### What the exercise asks
Write out each entry again. Keep every word exactly as it is.
****************
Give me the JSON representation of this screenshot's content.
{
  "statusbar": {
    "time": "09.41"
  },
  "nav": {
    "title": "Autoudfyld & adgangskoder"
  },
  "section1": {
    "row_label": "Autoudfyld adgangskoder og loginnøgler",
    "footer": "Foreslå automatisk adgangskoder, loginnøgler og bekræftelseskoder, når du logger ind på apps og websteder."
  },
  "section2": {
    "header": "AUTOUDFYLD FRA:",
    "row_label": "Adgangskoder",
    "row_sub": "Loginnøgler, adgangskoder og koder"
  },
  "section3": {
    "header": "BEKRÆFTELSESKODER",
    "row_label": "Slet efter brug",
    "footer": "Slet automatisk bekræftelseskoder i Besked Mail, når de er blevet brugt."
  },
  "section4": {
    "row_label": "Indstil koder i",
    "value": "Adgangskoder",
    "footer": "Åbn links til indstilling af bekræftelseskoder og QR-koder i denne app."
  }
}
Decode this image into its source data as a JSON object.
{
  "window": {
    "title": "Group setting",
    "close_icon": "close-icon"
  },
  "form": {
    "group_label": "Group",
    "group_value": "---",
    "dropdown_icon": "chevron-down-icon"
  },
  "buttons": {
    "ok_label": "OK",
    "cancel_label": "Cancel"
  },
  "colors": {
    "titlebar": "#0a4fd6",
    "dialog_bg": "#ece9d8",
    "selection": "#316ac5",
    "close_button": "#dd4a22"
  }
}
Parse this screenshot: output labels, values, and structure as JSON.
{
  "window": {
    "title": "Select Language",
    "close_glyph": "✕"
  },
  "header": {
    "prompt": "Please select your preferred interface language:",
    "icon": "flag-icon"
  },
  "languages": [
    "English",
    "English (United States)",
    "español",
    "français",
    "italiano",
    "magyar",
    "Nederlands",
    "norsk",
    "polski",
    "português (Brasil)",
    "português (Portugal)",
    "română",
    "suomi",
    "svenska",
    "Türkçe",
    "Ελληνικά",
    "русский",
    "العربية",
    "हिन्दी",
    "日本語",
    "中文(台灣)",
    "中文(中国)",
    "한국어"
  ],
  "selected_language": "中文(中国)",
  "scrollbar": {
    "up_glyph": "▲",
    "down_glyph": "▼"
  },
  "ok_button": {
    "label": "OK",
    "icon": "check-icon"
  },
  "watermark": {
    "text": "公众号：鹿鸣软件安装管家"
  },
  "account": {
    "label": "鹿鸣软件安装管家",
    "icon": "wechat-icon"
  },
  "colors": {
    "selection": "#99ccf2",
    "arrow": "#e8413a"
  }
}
****************
### Response
Give me the JSON representation of this screenshot's content.
{
  "statusbar": {
    "time": "09.41"
  },
  "nav": {
    "title": "Autoudfyld & adgangskoder"
  },
  "section1": {
    "row_label": "Autoudfyld adgangskoder og loginnøgler",
    "footer": "Foreslå automatisk adgangskoder, loginnøgler og bekræftelseskoder, når du logger ind på apps og websteder."
  },
  "section2": {
    "header": "AUTOUDFYLD FRA:",
    "row_label": "Adgangskoder",
    "row_sub": "Loginnøgler, adgangskoder og koder"
  },
  "section3": {
    "header": "BEKRÆFTELSESKODER",
    "row_label": "Slet efter brug",
    "footer": "Slet automatisk bekræftelseskoder i Besked Mail, når de er blevet brugt."
  },
  "section4": {
    "row_label": "Indstil koder i",
    "value": "Adgangskoder",
    "footer": "Åbn links til indstilling af bekræftelseskoder og QR-koder i denne app."
  }
}
Decode this image into its source data as a JSON object.
{
  "window": {
    "title": "Group setting",
    "close_icon": "close-icon"
  },
  "form": {
    "group_label": "Group",
    "group_value": "---",
    "dropdown_icon": "chevron-down-icon"
  },
  "buttons": {
    "ok_label": "OK",
    "cancel_label": "Cancel"
  },
  "colors": {
    "titlebar": "#0a4fd6",
    "dialog_bg": "#ece9d8",
    "selection": "#316ac5",
    "close_button": "#dd4a22"
  }
}
Parse this screenshot: output labels, values, and structure as JSON.
{
  "window": {
    "title": "Select Language",
    "close_glyph": "✕"
  },
  "header": {
    "prompt": "Please select your preferred interface language:",
    "icon": "flag-icon"
  },
  "languages": [
    "English",
    "English (United States)",
    "español",
    "français",
    "italiano",
    "magyar",
    "Nederlands",
    "norsk",
    "polski",
    "português (Brasil)",
    "português (Portugal)",
    "română",
    "suomi",
    "svenska",
    "Türkçe",
    "Ελληνικά",
    "русский",
    "العربية",
    "हिन्दी",
    "日本語",
    "中文(台灣)",
    "中文(中国)",
    "한국어"
  ],
  "selected_language": "中文(中国)",
  "scrollbar": {
    "up_glyph": "▲",
    "down_glyph": "▼"
  },
  "ok_button": {
    "label": "OK",
    "icon": "check-icon"
  },
  "watermark": {
    "text": "公众号：鹿鸣软件安装管家"
  },
  "account": {
    "label": "鹿鸣软件安装管家",
    "icon": "wechat-icon"
  },
  "colors": {
    "selection": "#99ccf2",
    "arrow": "#e8413a"
  }
}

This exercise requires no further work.